### [What needs to be done]
Keep only the lines of the listing that include the word "Ministry", and copy them.

____ Data provided

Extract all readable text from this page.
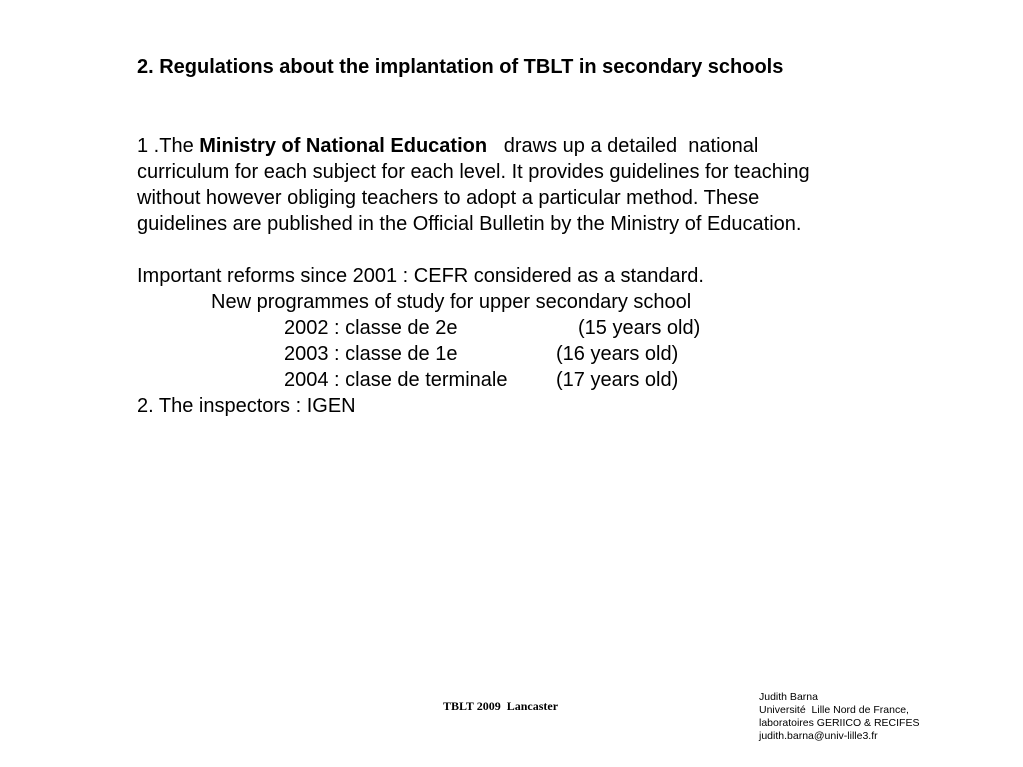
2. Regulations about the implantation of TBLT in secondary schools
1 .The Ministry of National Education   draws up a detailed  national
curriculum for each subject for each level. It provides guidelines for teaching
without however obliging teachers to adopt a particular method. These
guidelines are published in the Official Bulletin by the Ministry of Education.
Important reforms since 2001 : CEFR considered as a standard.
New programmes of study for upper secondary school
2002 : classe de 2e	(15 years old)
2003 : classe de 1e	(16 years old)
2004 : clase de terminale (17 years old)
2. The inspectors : IGEN
TBLT 2009  Lancaster
Judith Barna
Université  Lille Nord de France,
laboratoires GERIICO & RECIFES
judith.barna@univ-lille3.fr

________

### [Exercise output]
1 .The Ministry of National Education   draws up a detailed  national
guidelines are published in the Official Bulletin by the Ministry of Education.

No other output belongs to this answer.